**Data provided**
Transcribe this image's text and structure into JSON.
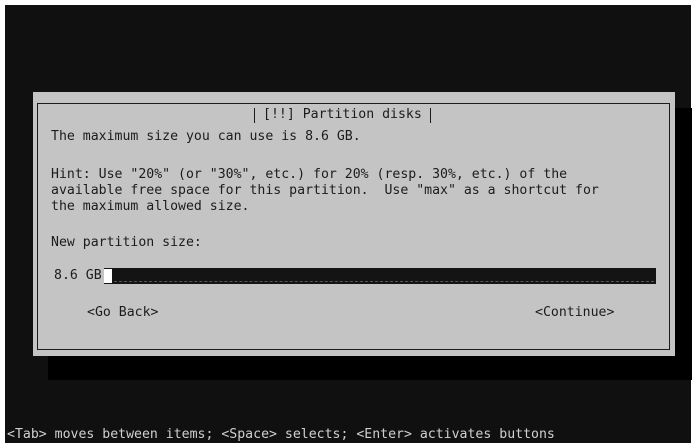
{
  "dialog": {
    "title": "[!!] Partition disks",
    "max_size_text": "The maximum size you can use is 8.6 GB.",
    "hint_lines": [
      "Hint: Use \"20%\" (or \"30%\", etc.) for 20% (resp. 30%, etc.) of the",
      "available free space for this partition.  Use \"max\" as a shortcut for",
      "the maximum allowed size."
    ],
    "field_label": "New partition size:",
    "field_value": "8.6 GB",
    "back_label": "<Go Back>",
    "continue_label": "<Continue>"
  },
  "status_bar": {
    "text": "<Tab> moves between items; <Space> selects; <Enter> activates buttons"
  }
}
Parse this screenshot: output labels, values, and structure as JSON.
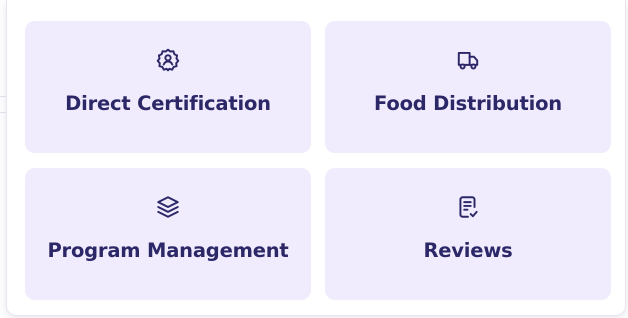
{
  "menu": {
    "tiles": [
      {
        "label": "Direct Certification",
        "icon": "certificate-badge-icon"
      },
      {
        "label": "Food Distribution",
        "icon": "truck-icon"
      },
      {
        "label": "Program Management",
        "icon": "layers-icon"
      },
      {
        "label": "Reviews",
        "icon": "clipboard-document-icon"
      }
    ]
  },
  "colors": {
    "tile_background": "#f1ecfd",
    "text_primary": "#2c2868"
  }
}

**Written instruction**
Above is a listing; report how many of its lines include the word "size", giving the number only.

**Result for this task**
3